---------- PROVIDED DATA

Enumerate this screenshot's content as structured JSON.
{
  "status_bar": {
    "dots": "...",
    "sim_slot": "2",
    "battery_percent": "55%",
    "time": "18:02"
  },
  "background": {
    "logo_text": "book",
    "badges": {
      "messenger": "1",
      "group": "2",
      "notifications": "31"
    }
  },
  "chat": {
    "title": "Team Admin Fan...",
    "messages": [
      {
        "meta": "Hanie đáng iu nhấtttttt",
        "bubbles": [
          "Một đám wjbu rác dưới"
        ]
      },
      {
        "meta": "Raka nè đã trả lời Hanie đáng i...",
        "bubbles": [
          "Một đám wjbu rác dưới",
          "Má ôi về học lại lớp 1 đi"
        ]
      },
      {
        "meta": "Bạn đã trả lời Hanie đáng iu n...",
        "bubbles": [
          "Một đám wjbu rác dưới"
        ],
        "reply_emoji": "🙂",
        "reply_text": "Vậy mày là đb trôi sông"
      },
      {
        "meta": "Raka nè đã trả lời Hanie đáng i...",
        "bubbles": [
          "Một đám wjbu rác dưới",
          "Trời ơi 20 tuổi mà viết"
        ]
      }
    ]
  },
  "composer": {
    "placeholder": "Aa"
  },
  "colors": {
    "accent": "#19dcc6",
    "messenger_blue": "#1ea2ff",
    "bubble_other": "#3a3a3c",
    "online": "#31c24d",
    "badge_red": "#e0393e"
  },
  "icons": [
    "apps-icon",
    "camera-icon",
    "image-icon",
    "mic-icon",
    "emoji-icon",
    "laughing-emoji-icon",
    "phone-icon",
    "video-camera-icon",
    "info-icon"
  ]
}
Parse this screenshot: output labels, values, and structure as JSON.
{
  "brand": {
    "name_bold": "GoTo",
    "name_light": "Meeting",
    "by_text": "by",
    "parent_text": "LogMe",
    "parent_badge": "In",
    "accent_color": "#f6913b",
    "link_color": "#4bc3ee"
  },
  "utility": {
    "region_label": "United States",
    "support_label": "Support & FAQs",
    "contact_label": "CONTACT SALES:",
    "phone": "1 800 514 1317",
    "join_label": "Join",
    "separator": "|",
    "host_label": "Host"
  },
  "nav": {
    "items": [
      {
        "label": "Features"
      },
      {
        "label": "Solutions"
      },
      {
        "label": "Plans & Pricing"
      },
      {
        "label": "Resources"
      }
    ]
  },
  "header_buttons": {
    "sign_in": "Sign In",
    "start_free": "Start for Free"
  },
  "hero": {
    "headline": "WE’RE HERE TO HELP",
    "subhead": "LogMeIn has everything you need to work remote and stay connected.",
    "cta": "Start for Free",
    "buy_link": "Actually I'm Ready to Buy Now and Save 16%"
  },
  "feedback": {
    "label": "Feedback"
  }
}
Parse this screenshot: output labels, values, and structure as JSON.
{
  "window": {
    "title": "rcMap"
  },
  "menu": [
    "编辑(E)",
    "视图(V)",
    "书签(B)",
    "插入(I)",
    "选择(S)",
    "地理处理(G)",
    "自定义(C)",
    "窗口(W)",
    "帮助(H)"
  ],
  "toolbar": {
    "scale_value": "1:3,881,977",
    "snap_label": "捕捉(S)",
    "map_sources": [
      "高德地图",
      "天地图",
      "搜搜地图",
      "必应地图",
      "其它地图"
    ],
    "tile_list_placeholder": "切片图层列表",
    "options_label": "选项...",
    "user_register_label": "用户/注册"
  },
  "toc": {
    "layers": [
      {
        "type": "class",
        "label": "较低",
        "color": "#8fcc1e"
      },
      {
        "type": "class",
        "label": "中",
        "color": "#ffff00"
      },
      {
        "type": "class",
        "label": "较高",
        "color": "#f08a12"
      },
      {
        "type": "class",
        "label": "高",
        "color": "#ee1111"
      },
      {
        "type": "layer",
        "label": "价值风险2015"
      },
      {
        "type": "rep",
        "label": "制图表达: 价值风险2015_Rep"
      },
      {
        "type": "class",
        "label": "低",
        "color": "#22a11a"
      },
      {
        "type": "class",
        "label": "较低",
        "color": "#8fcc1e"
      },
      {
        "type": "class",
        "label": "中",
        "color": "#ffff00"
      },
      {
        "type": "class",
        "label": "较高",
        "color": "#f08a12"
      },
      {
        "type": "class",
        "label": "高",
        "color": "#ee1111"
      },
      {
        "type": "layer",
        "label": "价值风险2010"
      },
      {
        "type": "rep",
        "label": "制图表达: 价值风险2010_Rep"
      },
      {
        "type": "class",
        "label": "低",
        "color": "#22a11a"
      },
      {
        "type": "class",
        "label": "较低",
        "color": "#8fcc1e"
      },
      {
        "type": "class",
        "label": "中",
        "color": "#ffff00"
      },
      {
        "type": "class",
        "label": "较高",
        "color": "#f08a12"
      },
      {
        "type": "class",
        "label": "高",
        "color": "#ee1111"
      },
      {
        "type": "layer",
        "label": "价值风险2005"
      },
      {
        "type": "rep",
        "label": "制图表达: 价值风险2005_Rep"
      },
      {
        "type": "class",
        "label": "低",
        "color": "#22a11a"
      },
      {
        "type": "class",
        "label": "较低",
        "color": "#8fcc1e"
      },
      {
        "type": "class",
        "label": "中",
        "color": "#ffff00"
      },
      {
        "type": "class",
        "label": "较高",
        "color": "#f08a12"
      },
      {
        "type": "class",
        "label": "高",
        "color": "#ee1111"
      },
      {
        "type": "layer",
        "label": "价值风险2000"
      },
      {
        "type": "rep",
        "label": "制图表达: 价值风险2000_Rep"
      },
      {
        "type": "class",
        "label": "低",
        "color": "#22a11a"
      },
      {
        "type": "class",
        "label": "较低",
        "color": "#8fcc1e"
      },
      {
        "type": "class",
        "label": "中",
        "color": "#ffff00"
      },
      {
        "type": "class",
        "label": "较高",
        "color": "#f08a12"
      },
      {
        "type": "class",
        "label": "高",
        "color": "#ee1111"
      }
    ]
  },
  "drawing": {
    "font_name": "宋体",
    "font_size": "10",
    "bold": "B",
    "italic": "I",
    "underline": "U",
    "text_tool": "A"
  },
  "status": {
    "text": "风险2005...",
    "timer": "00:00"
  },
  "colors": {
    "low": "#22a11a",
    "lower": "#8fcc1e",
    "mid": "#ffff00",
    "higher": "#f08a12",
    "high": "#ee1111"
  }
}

--------------------

= YOUR OBJECTIVE =
Return every record above exactly as it appears.

= REPLY =
Enumerate this screenshot's content as structured JSON.
{
  "status_bar": {
    "dots": "...",
    "sim_slot": "2",
    "battery_percent": "55%",
    "time": "18:02"
  },
  "background": {
    "logo_text": "book",
    "badges": {
      "messenger": "1",
      "group": "2",
      "notifications": "31"
    }
  },
  "chat": {
    "title": "Team Admin Fan...",
    "messages": [
      {
        "meta": "Hanie đáng iu nhấtttttt",
        "bubbles": [
          "Một đám wjbu rác dưới"
        ]
      },
      {
        "meta": "Raka nè đã trả lời Hanie đáng i...",
        "bubbles": [
          "Một đám wjbu rác dưới",
          "Má ôi về học lại lớp 1 đi"
        ]
      },
      {
        "meta": "Bạn đã trả lời Hanie đáng iu n...",
        "bubbles": [
          "Một đám wjbu rác dưới"
        ],
        "reply_emoji": "🙂",
        "reply_text": "Vậy mày là đb trôi sông"
      },
      {
        "meta": "Raka nè đã trả lời Hanie đáng i...",
        "bubbles": [
          "Một đám wjbu rác dưới",
          "Trời ơi 20 tuổi mà viết"
        ]
      }
    ]
  },
  "composer": {
    "placeholder": "Aa"
  },
  "colors": {
    "accent": "#19dcc6",
    "messenger_blue": "#1ea2ff",
    "bubble_other": "#3a3a3c",
    "online": "#31c24d",
    "badge_red": "#e0393e"
  },
  "icons": [
    "apps-icon",
    "camera-icon",
    "image-icon",
    "mic-icon",
    "emoji-icon",
    "laughing-emoji-icon",
    "phone-icon",
    "video-camera-icon",
    "info-icon"
  ]
}
Parse this screenshot: output labels, values, and structure as JSON.
{
  "brand": {
    "name_bold": "GoTo",
    "name_light": "Meeting",
    "by_text": "by",
    "parent_text": "LogMe",
    "parent_badge": "In",
    "accent_color": "#f6913b",
    "link_color": "#4bc3ee"
  },
  "utility": {
    "region_label": "United States",
    "support_label": "Support & FAQs",
    "contact_label": "CONTACT SALES:",
    "phone": "1 800 514 1317",
    "join_label": "Join",
    "separator": "|",
    "host_label": "Host"
  },
  "nav": {
    "items": [
      {
        "label": "Features"
      },
      {
        "label": "Solutions"
      },
      {
        "label": "Plans & Pricing"
      },
      {
        "label": "Resources"
      }
    ]
  },
  "header_buttons": {
    "sign_in": "Sign In",
    "start_free": "Start for Free"
  },
  "hero": {
    "headline": "WE’RE HERE TO HELP",
    "subhead": "LogMeIn has everything you need to work remote and stay connected.",
    "cta": "Start for Free",
    "buy_link": "Actually I'm Ready to Buy Now and Save 16%"
  },
  "feedback": {
    "label": "Feedback"
  }
}
Parse this screenshot: output labels, values, and structure as JSON.
{
  "window": {
    "title": "rcMap"
  },
  "menu": [
    "编辑(E)",
    "视图(V)",
    "书签(B)",
    "插入(I)",
    "选择(S)",
    "地理处理(G)",
    "自定义(C)",
    "窗口(W)",
    "帮助(H)"
  ],
  "toolbar": {
    "scale_value": "1:3,881,977",
    "snap_label": "捕捉(S)",
    "map_sources": [
      "高德地图",
      "天地图",
      "搜搜地图",
      "必应地图",
      "其它地图"
    ],
    "tile_list_placeholder": "切片图层列表",
    "options_label": "选项...",
    "user_register_label": "用户/注册"
  },
  "toc": {
    "layers": [
      {
        "type": "class",
        "label": "较低",
        "color": "#8fcc1e"
      },
      {
        "type": "class",
        "label": "中",
        "color": "#ffff00"
      },
      {
        "type": "class",
        "label": "较高",
        "color": "#f08a12"
      },
      {
        "type": "class",
        "label": "高",
        "color": "#ee1111"
      },
      {
        "type": "layer",
        "label": "价值风险2015"
      },
      {
        "type": "rep",
        "label": "制图表达: 价值风险2015_Rep"
      },
      {
        "type": "class",
        "label": "低",
        "color": "#22a11a"
      },
      {
        "type": "class",
        "label": "较低",
        "color": "#8fcc1e"
      },
      {
        "type": "class",
        "label": "中",
        "color": "#ffff00"
      },
      {
        "type": "class",
        "label": "较高",
        "color": "#f08a12"
      },
      {
        "type": "class",
        "label": "高",
        "color": "#ee1111"
      },
      {
        "type": "layer",
        "label": "价值风险2010"
      },
      {
        "type": "rep",
        "label": "制图表达: 价值风险2010_Rep"
      },
      {
        "type": "class",
        "label": "低",
        "color": "#22a11a"
      },
      {
        "type": "class",
        "label": "较低",
        "color": "#8fcc1e"
      },
      {
        "type": "class",
        "label": "中",
        "color": "#ffff00"
      },
      {
        "type": "class",
        "label": "较高",
        "color": "#f08a12"
      },
      {
        "type": "class",
        "label": "高",
        "color": "#ee1111"
      },
      {
        "type": "layer",
        "label": "价值风险2005"
      },
      {
        "type": "rep",
        "label": "制图表达: 价值风险2005_Rep"
      },
      {
        "type": "class",
        "label": "低",
        "color": "#22a11a"
      },
      {
        "type": "class",
        "label": "较低",
        "color": "#8fcc1e"
      },
      {
        "type": "class",
        "label": "中",
        "color": "#ffff00"
      },
      {
        "type": "class",
        "label": "较高",
        "color": "#f08a12"
      },
      {
        "type": "class",
        "label": "高",
        "color": "#ee1111"
      },
      {
        "type": "layer",
        "label": "价值风险2000"
      },
      {
        "type": "rep",
        "label": "制图表达: 价值风险2000_Rep"
      },
      {
        "type": "class",
        "label": "低",
        "color": "#22a11a"
      },
      {
        "type": "class",
        "label": "较低",
        "color": "#8fcc1e"
      },
      {
        "type": "class",
        "label": "中",
        "color": "#ffff00"
      },
      {
        "type": "class",
        "label": "较高",
        "color": "#f08a12"
      },
      {
        "type": "class",
        "label": "高",
        "color": "#ee1111"
      }
    ]
  },
  "drawing": {
    "font_name": "宋体",
    "font_size": "10",
    "bold": "B",
    "italic": "I",
    "underline": "U",
    "text_tool": "A"
  },
  "status": {
    "text": "风险2005...",
    "timer": "00:00"
  },
  "colors": {
    "low": "#22a11a",
    "lower": "#8fcc1e",
    "mid": "#ffff00",
    "higher": "#f08a12",
    "high": "#ee1111"
  }
}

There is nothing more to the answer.